═══ Selected text

Neither the Trustee nor the unitholders can influence or control the operation or future development of the underlying properties. The Royalty
Properties are owned by independent working interest owners. The working interest owners manage the underlying properties and handle receipt and payment of funds relating to the Royalty Properties and
payments to the Trust for the Royalty. The failure of an operator to conduct its operations, discharge its obligations, deal with regulatory agencies or comply with laws, rules and regulations,
including environmental laws and regulations, in a proper manner could have an adverse effect on the net proceeds payable to the Trust.
The
current working interest owners are under no obligation to continue operating the properties. Neither the Trustee nor the unitholders have the right to replace an operator.
The Trustee relies upon the working interests owners for information regarding the Royalty Properties.
The Trustee relies on the working interest owners for information regarding the Royalty Properties. The working interest owners control
(i) historical operating data, including production volumes, marketing of products, operating and capital expenditures, environmental and other liabilities, effects of regulatory changes and
the number of producing wells and acreage, (ii) plans for future operating and capital expenditures, (iii) geological data relating to reserves, as well as related projections regarding
production, operating expenses and capital expenses used in connection with the preparation of the reserve report, (iv) forward-looking information relating to production and drilling plans and
(v) information regarding the Royalty Properties responsive to litigation claims. While the Trustee requests material information for use in periodic reports as part of its disclosure controls
and procedures, the Trustee does not control this information and relies entirely on the working interest owners to provide accurate and timely information when requested for use in the Trust's
periodic reports. Information regarding operations has been subject to errors and adjustments in the past. Accordingly, the Trustee cannot assure unitholders that other errors or adjustments by
working interest owners, whether historical or future, will not affect Royalty income and distributions by the Trust.

══════

* [Exercise 1] In the passage on the Royalty Properties, who owns those properties?

═══ Data for this exercise

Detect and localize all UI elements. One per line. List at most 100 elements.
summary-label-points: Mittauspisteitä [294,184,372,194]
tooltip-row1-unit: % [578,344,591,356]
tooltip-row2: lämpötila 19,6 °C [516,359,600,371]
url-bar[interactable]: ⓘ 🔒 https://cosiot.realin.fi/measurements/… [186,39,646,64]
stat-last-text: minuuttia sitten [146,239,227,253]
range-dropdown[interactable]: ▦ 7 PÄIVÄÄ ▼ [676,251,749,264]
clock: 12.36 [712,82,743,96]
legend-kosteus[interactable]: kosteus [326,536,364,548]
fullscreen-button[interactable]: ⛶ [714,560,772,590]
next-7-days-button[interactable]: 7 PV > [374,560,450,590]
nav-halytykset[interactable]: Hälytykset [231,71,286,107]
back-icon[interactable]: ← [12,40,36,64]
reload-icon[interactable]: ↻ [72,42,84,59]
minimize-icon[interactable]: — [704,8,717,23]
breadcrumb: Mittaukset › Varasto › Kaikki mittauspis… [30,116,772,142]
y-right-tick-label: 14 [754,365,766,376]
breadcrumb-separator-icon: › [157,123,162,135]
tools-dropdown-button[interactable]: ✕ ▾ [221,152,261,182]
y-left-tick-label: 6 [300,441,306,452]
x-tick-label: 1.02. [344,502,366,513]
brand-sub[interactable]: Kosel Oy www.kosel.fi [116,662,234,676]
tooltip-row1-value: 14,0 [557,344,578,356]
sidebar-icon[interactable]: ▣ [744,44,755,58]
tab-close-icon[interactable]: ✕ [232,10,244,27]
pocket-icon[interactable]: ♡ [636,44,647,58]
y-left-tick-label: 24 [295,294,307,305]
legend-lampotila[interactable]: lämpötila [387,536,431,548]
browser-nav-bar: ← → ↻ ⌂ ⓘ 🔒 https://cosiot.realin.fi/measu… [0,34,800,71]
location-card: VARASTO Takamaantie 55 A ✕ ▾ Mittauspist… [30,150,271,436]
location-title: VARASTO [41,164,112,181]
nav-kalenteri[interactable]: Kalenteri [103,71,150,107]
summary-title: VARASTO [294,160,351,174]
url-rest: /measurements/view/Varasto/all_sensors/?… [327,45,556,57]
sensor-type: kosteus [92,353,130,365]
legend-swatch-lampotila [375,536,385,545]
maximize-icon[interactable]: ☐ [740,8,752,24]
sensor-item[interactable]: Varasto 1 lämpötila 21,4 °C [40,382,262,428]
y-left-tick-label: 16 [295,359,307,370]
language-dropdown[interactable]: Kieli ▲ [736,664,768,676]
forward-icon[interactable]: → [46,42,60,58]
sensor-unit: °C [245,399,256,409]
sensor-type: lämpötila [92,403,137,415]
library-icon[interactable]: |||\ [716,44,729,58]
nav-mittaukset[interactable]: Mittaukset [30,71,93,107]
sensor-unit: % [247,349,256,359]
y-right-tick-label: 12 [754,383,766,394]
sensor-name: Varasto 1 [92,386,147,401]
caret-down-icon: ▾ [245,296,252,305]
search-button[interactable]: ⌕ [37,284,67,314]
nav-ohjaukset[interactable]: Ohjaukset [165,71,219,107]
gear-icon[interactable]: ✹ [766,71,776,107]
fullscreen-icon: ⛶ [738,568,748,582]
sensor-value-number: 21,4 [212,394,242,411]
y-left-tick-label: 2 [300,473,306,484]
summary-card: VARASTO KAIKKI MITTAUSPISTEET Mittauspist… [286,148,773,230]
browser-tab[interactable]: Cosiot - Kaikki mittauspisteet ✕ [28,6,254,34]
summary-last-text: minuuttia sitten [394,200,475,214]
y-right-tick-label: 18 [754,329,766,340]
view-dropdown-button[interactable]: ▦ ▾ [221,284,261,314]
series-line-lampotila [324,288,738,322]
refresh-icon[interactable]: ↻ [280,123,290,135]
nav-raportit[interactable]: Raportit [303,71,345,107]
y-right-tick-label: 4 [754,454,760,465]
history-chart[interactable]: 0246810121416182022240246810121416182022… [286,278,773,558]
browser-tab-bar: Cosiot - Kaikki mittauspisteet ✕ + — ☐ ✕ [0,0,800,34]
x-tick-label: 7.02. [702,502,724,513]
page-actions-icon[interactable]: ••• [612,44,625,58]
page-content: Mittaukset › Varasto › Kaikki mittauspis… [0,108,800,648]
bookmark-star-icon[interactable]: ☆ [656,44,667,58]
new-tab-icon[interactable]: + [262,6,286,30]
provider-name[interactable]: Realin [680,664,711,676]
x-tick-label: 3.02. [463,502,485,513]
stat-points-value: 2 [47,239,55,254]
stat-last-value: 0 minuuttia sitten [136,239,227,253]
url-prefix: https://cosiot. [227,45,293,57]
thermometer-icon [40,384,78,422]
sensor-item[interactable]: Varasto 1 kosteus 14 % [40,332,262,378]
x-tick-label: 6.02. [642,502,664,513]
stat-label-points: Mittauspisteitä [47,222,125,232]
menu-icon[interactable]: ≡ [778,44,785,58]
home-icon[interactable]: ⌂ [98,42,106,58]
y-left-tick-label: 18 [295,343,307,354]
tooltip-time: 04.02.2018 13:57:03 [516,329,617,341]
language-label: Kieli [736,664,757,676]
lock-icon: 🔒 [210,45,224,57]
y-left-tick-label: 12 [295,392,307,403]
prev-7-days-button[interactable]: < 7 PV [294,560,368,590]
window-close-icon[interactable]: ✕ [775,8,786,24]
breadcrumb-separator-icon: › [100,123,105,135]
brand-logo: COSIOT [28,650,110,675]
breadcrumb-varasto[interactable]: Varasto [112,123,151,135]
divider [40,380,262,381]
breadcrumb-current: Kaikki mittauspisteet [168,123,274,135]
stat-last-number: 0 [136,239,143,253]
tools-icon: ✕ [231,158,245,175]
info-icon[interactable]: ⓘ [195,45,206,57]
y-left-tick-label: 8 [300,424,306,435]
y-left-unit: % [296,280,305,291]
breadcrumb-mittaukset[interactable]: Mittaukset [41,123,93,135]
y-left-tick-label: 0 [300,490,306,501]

══════

* [Exercise 2] Convert the records, from their first line through the line that contains "fullscreen-button[interactable]: ⛶ [714,560,772,590]", into a Markdown table with the columns Row and Line. Number each line and leave out any blank lines.

* [Written response 1] Independent working interest owners own the Royalty Properties.

* [Written response 2]
| Row | Line |
|---|---|
| 1 | Detect and localize all UI elements. One per line. List at most 100 elements. |
| 2 | summary-label-points: Mittauspisteitä [294,184,372,194] |
| 3 | tooltip-row1-unit: % [578,344,591,356] |
| 4 | tooltip-row2: lämpötila 19,6 °C [516,359,600,371] |
| 5 | url-bar[interactable]: ⓘ 🔒 https://cosiot.realin.fi/measurements/… [186,39,646,64] |
| 6 | stat-last-text: minuuttia sitten [146,239,227,253] |
| 7 | range-dropdown[interactable]: ▦ 7 PÄIVÄÄ ▼ [676,251,749,264] |
| 8 | clock: 12.36 [712,82,743,96] |
| 9 | legend-kosteus[interactable]: kosteus [326,536,364,548] |
| 10 | fullscreen-button[interactable]: ⛶ [714,560,772,590] |